• [Work to be completed]: Look through the material and tally each line bearing the word "screenshot". Give only the total.

Stored records
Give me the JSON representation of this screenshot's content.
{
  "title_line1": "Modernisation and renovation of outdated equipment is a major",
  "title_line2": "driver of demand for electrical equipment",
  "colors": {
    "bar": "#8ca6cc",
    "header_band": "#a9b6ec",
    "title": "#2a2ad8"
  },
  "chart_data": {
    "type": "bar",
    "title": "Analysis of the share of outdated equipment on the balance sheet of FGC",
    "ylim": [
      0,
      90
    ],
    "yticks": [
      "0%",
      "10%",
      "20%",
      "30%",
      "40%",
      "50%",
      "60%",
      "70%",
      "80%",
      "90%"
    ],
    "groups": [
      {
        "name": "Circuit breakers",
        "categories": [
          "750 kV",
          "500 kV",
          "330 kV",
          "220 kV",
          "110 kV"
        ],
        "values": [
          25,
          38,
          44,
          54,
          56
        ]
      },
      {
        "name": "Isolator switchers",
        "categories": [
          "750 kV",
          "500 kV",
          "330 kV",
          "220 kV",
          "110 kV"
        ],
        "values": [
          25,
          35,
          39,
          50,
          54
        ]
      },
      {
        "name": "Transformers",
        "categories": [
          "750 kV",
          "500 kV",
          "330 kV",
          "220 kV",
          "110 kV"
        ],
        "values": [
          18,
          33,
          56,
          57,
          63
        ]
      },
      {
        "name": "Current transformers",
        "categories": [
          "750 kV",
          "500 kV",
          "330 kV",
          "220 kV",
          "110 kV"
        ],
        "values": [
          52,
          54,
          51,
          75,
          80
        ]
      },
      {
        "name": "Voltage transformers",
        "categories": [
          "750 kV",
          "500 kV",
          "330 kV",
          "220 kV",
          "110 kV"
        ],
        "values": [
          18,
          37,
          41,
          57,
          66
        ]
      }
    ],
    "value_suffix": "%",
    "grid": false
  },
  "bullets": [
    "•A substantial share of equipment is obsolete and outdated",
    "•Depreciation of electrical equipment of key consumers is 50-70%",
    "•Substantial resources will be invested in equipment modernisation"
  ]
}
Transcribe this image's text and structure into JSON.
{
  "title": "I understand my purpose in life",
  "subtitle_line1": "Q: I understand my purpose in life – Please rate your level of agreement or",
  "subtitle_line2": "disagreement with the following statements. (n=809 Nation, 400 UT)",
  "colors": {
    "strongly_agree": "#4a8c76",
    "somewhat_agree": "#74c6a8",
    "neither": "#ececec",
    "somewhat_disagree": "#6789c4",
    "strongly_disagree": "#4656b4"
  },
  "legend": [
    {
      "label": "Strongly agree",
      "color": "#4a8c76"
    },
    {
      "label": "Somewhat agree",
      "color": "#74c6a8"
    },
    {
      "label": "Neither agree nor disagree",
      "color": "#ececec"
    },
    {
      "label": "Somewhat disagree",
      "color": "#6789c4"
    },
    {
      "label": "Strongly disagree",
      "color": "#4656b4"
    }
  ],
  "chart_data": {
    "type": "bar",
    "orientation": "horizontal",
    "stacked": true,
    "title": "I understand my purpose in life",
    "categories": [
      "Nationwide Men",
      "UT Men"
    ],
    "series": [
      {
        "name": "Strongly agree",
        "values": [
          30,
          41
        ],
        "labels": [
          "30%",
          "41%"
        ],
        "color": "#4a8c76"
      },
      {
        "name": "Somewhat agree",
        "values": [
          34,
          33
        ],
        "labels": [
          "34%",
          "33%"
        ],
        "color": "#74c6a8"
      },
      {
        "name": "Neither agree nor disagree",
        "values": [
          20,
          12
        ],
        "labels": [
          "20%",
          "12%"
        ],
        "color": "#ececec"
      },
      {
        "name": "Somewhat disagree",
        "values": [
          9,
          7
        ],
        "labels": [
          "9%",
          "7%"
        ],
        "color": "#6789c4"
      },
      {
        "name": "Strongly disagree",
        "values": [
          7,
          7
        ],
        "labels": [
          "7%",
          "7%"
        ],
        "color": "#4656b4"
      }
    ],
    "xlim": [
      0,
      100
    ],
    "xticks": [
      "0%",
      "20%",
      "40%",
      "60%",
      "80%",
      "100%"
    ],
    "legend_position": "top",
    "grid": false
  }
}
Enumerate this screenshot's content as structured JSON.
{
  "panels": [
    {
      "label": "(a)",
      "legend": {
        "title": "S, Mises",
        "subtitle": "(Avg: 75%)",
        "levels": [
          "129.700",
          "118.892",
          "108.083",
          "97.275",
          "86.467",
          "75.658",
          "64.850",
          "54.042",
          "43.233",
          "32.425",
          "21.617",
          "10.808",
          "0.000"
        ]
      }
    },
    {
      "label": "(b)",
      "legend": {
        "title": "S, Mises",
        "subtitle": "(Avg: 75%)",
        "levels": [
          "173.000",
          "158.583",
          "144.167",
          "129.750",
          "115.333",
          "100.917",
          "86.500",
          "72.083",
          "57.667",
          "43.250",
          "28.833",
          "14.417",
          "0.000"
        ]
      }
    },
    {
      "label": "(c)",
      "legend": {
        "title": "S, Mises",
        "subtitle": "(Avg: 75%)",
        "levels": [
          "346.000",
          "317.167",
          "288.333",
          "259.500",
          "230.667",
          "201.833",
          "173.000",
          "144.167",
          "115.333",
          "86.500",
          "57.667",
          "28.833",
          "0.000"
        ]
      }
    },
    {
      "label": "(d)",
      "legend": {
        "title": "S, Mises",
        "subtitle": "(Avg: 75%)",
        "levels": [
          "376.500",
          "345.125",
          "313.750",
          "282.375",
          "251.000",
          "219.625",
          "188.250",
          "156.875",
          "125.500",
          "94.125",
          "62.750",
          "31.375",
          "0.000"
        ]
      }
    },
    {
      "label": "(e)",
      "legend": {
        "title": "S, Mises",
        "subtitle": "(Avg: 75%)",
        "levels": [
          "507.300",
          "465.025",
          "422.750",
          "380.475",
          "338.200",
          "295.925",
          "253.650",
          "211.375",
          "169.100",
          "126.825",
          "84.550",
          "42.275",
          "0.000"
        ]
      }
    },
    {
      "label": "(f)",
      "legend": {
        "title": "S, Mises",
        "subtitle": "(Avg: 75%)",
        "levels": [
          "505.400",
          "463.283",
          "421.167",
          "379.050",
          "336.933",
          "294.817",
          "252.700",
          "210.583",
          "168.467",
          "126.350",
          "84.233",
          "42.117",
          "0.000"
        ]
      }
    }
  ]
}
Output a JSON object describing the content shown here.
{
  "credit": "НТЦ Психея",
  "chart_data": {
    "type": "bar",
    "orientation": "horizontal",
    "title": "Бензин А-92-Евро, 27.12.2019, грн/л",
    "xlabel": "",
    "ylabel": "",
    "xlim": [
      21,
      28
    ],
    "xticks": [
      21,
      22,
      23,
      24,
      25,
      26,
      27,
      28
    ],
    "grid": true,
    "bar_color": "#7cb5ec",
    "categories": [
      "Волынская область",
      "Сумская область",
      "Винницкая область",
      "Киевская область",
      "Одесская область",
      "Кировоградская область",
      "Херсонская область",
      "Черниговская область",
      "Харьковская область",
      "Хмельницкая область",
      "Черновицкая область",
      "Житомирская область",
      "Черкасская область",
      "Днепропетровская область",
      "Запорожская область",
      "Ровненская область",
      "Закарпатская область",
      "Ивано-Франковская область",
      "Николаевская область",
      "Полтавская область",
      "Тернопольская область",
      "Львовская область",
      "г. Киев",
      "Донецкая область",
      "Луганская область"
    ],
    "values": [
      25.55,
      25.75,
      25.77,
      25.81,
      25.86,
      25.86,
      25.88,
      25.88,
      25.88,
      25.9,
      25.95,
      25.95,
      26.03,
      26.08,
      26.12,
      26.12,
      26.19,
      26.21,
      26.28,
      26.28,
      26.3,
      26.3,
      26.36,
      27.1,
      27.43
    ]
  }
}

• [Answer in full]: 2